(Dataset items)
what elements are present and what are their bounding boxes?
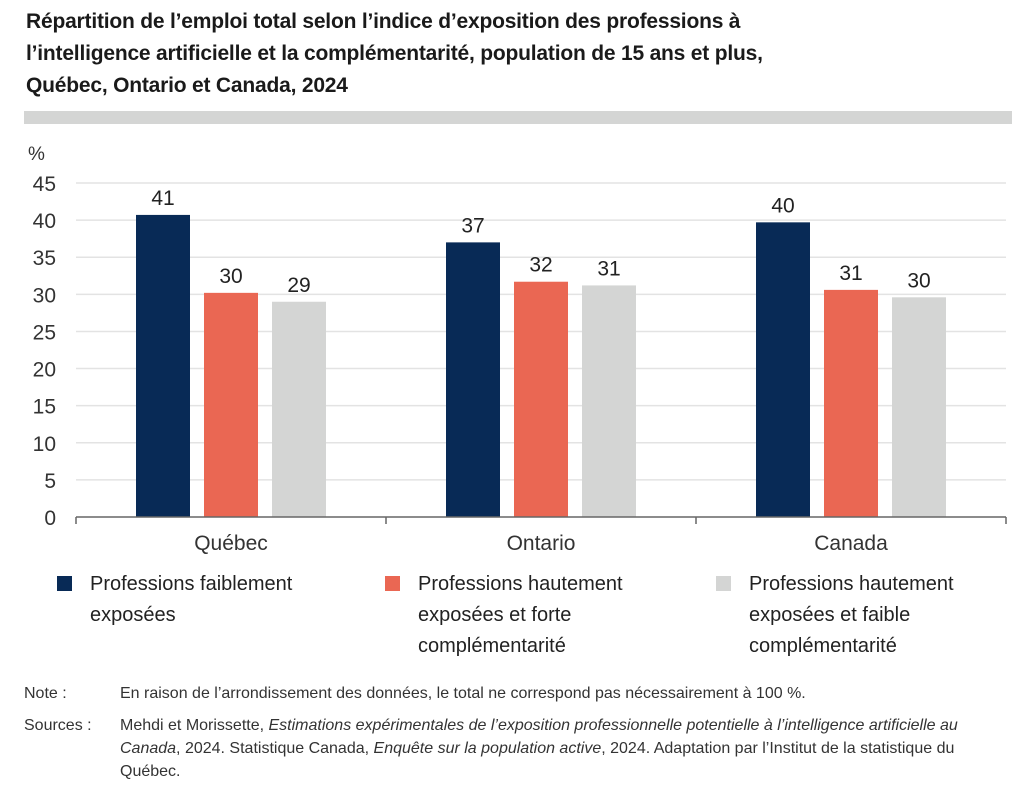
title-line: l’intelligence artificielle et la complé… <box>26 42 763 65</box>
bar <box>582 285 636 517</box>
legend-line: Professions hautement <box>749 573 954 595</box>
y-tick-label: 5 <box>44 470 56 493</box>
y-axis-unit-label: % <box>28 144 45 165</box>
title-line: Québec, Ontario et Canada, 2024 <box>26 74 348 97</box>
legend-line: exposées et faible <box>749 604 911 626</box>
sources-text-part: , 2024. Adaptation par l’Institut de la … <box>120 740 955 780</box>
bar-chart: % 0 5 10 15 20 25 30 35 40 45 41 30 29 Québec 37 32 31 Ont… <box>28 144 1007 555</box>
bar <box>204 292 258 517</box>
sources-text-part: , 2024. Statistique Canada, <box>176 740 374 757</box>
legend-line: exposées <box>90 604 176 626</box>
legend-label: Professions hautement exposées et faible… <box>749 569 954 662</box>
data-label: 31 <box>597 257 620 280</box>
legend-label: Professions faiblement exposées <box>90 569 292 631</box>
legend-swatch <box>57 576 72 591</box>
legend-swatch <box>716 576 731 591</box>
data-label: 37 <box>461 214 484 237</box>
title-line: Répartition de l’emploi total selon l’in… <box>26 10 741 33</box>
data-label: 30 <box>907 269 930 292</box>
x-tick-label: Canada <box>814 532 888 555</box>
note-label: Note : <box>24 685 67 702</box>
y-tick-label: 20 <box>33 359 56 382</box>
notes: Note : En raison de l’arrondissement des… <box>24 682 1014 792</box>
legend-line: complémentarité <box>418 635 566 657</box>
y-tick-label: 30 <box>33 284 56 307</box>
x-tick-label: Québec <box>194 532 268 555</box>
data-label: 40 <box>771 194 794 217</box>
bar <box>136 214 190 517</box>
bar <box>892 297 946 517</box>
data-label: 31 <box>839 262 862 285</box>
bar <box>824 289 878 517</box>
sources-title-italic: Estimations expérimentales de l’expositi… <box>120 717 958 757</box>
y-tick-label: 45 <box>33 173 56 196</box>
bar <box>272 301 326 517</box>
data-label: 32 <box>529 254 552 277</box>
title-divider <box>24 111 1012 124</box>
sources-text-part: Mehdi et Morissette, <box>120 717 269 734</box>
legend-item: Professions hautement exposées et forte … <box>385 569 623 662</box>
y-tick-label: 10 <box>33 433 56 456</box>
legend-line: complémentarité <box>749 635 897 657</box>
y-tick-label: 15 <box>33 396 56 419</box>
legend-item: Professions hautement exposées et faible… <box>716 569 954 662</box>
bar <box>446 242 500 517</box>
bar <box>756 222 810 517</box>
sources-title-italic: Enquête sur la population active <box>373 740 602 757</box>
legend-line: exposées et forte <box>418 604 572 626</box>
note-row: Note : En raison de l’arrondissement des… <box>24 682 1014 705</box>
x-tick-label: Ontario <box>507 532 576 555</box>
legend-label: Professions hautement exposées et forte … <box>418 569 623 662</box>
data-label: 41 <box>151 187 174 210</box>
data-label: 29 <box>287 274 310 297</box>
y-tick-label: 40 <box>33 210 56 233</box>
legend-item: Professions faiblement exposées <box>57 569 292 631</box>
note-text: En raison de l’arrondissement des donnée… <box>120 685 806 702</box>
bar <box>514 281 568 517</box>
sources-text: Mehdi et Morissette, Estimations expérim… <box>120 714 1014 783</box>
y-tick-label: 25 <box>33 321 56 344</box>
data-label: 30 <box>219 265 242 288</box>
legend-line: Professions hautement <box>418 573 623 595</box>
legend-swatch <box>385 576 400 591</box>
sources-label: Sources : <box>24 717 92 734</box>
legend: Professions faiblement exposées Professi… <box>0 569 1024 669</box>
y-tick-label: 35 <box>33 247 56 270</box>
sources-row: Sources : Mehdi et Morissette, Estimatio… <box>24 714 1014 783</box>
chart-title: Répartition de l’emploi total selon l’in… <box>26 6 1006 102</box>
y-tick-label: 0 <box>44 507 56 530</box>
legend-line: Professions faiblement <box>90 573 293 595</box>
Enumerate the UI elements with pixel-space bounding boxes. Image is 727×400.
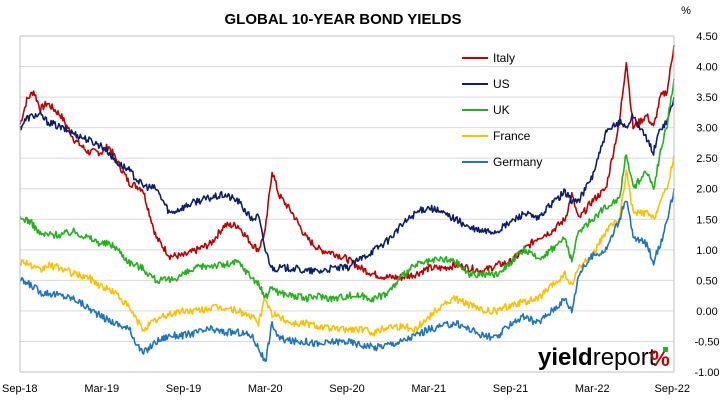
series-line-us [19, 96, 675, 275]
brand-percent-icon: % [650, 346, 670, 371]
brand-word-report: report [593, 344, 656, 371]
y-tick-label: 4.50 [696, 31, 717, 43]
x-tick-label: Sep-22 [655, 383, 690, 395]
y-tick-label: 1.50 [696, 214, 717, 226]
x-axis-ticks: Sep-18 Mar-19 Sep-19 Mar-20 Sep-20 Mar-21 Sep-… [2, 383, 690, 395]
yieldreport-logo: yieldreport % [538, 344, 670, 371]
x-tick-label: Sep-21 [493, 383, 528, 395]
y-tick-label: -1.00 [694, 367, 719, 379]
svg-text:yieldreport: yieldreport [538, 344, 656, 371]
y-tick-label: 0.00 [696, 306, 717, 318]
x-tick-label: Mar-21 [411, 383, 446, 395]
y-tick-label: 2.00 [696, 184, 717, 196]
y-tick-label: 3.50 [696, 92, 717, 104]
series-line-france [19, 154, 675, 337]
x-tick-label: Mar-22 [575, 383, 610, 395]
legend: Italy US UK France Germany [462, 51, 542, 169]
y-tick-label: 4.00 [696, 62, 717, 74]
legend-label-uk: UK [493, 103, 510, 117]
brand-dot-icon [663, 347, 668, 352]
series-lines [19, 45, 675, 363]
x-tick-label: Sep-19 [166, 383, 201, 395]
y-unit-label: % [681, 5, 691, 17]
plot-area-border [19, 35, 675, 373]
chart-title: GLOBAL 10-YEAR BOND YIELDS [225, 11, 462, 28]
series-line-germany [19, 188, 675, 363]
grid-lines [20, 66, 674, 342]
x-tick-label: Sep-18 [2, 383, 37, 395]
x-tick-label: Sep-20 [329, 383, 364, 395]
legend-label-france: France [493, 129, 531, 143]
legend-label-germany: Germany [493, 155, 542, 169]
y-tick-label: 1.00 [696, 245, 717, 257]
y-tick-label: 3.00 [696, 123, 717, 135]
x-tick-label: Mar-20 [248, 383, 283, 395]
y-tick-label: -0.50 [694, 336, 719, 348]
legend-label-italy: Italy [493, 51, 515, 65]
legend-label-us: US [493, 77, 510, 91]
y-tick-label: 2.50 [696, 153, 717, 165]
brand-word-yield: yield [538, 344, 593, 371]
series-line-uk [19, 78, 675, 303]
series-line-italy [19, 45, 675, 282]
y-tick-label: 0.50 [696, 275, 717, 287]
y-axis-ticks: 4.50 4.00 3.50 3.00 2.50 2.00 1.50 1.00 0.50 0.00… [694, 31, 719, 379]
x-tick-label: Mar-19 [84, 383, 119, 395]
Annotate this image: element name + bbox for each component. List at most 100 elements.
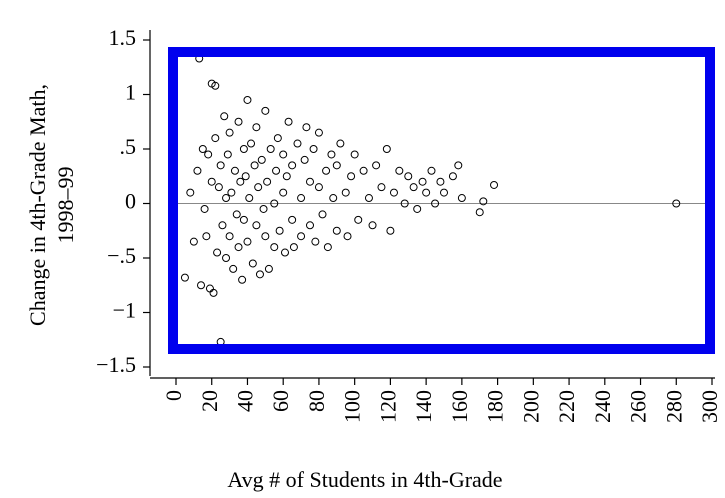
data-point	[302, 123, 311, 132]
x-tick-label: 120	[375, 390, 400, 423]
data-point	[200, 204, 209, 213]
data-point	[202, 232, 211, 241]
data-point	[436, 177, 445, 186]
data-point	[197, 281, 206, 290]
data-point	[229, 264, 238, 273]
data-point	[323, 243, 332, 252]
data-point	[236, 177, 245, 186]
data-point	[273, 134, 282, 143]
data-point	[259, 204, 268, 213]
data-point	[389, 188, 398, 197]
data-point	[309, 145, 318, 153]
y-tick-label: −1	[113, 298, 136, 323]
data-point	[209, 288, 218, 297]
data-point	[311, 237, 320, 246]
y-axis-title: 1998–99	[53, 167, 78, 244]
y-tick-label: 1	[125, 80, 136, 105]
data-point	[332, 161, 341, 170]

• INSTRUCTIONS FOR THE TASK
Copy out every row above word for word, omitting the pictures.

• ANSWER TO THIS TASK
what elements are present and what are their bounding boxes?
title-line: l’intelligence artificielle et la complé… <box>26 42 763 65</box>
bar <box>582 285 636 517</box>
legend-line: Professions hautement <box>749 573 954 595</box>
y-tick-label: 5 <box>44 470 56 493</box>
y-axis-unit-label: % <box>28 144 45 165</box>
title-line: Québec, Ontario et Canada, 2024 <box>26 74 348 97</box>
legend-line: exposées et faible <box>749 604 911 626</box>
sources-text-part: , 2024. Adaptation par l’Institut de la … <box>120 740 955 780</box>
bar-chart: % 0 5 10 15 20 25 30 35 40 45 41 30 29 Québec 37 32 31 Ont… <box>28 144 1007 555</box>
bar <box>204 292 258 517</box>
sources-text-part: , 2024. Statistique Canada, <box>176 740 374 757</box>
legend-line: exposées <box>90 604 176 626</box>
legend-label: Professions hautement exposées et faible… <box>749 569 954 662</box>
data-label: 31 <box>597 257 620 280</box>
legend-label: Professions faiblement exposées <box>90 569 292 631</box>
legend-swatch <box>57 576 72 591</box>
legend-swatch <box>716 576 731 591</box>
data-label: 37 <box>461 214 484 237</box>
title-line: Répartition de l’emploi total selon l’in… <box>26 10 741 33</box>
data-label: 30 <box>907 269 930 292</box>
x-tick-label: Canada <box>814 532 888 555</box>
note-label: Note : <box>24 685 67 702</box>
y-tick-label: 20 <box>33 359 56 382</box>
notes: Note : En raison de l’arrondissement des… <box>24 682 1014 792</box>
legend-line: complémentarité <box>418 635 566 657</box>
y-tick-label: 30 <box>33 284 56 307</box>
x-tick-label: Québec <box>194 532 268 555</box>
data-label: 40 <box>771 194 794 217</box>
bar <box>136 214 190 517</box>
bar <box>892 297 946 517</box>
data-label: 31 <box>839 262 862 285</box>
bar <box>824 289 878 517</box>
sources-title-italic: Estimations expérimentales de l’expositi… <box>120 717 958 757</box>
y-tick-label: 45 <box>33 173 56 196</box>
bar <box>272 301 326 517</box>
data-label: 32 <box>529 254 552 277</box>
title-divider <box>24 111 1012 124</box>
sources-text-part: Mehdi et Morissette, <box>120 717 269 734</box>
legend-item: Professions hautement exposées et forte … <box>385 569 623 662</box>
y-tick-label: 10 <box>33 433 56 456</box>
legend-line: complémentarité <box>749 635 897 657</box>
y-tick-label: 15 <box>33 396 56 419</box>
legend-item: Professions hautement exposées et faible… <box>716 569 954 662</box>
bar <box>446 242 500 517</box>
bar <box>756 222 810 517</box>
sources-title-italic: Enquête sur la population active <box>373 740 602 757</box>
legend-line: exposées et forte <box>418 604 572 626</box>
note-row: Note : En raison de l’arrondissement des… <box>24 682 1014 705</box>
x-tick-label: Ontario <box>507 532 576 555</box>
legend-label: Professions hautement exposées et forte … <box>418 569 623 662</box>
data-label: 41 <box>151 187 174 210</box>
data-label: 29 <box>287 274 310 297</box>
y-tick-label: 40 <box>33 210 56 233</box>
legend-item: Professions faiblement exposées <box>57 569 292 631</box>
note-text: En raison de l’arrondissement des donnée… <box>120 685 806 702</box>
bar <box>514 281 568 517</box>
sources-text: Mehdi et Morissette, Estimations expérim… <box>120 714 1014 783</box>
y-tick-label: 25 <box>33 321 56 344</box>
data-label: 30 <box>219 265 242 288</box>
legend-line: Professions hautement <box>418 573 623 595</box>
legend-swatch <box>385 576 400 591</box>
sources-label: Sources : <box>24 717 92 734</box>
legend: Professions faiblement exposées Professi… <box>0 569 1024 669</box>
y-tick-label: 35 <box>33 247 56 270</box>
sources-row: Sources : Mehdi et Morissette, Estimatio… <box>24 714 1014 783</box>
chart-title: Répartition de l’emploi total selon l’in… <box>26 6 1006 102</box>
y-tick-label: 0 <box>44 507 56 530</box>
legend-line: Professions faiblement <box>90 573 293 595</box>
Enumerate the UI elements with pixel-space bounding boxes. Image is 727×400.
series-line-us [19, 96, 675, 275]
brand-percent-icon: % [650, 346, 670, 371]
brand-word-report: report [593, 344, 656, 371]
y-tick-label: 4.50 [696, 31, 717, 43]
x-tick-label: Sep-22 [655, 383, 690, 395]
y-tick-label: 1.50 [696, 214, 717, 226]
x-axis-ticks: Sep-18 Mar-19 Sep-19 Mar-20 Sep-20 Mar-21 Sep-… [2, 383, 690, 395]
yieldreport-logo: yieldreport % [538, 344, 670, 371]
x-tick-label: Sep-21 [493, 383, 528, 395]
y-tick-label: -1.00 [694, 367, 719, 379]
svg-text:yieldreport: yieldreport [538, 344, 656, 371]
y-tick-label: 0.00 [696, 306, 717, 318]
x-tick-label: Mar-21 [411, 383, 446, 395]
y-tick-label: 2.00 [696, 184, 717, 196]
y-tick-label: 3.50 [696, 92, 717, 104]
series-line-france [19, 154, 675, 337]
x-tick-label: Mar-22 [575, 383, 610, 395]
legend: Italy US UK France Germany [462, 51, 542, 169]
y-tick-label: 4.00 [696, 62, 717, 74]
legend-label-uk: UK [493, 103, 510, 117]
brand-dot-icon [663, 347, 668, 352]
series-lines [19, 45, 675, 363]
x-tick-label: Sep-19 [166, 383, 201, 395]
y-unit-label: % [681, 5, 691, 17]
plot-area-border [19, 35, 675, 373]
chart-title: GLOBAL 10-YEAR BOND YIELDS [225, 11, 462, 28]
series-line-germany [19, 188, 675, 363]
grid-lines [20, 66, 674, 342]
x-tick-label: Sep-18 [2, 383, 37, 395]
x-tick-label: Sep-20 [329, 383, 364, 395]
legend-label-france: France [493, 129, 531, 143]
legend-label-germany: Germany [493, 155, 542, 169]
y-tick-label: 1.00 [696, 245, 717, 257]
y-tick-label: 3.00 [696, 123, 717, 135]
x-tick-label: Mar-20 [248, 383, 283, 395]
y-tick-label: -0.50 [694, 336, 719, 348]
legend-label-italy: Italy [493, 51, 515, 65]
legend-label-us: US [493, 77, 510, 91]
y-tick-label: 2.50 [696, 153, 717, 165]
brand-word-yield: yield [538, 344, 593, 371]
series-line-uk [19, 78, 675, 303]
series-line-italy [19, 45, 675, 282]
y-tick-label: 0.50 [696, 275, 717, 287]
y-axis-ticks: 4.50 4.00 3.50 3.00 2.50 2.00 1.50 1.00 0.50 0.00… [694, 31, 719, 379]
x-tick-label: Mar-19 [84, 383, 119, 395]
Annotate this image: element name + bbox for each component. List at most 100 elements.
data-point	[302, 123, 311, 132]
x-tick-label: 120	[375, 390, 400, 423]
data-point	[200, 204, 209, 213]
data-point	[202, 232, 211, 241]
data-point	[436, 177, 445, 186]
data-point	[197, 281, 206, 290]
data-point	[229, 264, 238, 273]
data-point	[323, 243, 332, 252]
data-point	[236, 177, 245, 186]
data-point	[273, 134, 282, 143]
data-point	[259, 204, 268, 213]
data-point	[389, 188, 398, 197]
data-point	[309, 145, 318, 153]
y-tick-label: −1	[113, 298, 136, 323]
data-point	[209, 288, 218, 297]
data-point	[311, 237, 320, 246]
y-axis-title: 1998–99	[53, 167, 78, 244]
y-tick-label: 1	[125, 80, 136, 105]
data-point	[332, 161, 341, 170]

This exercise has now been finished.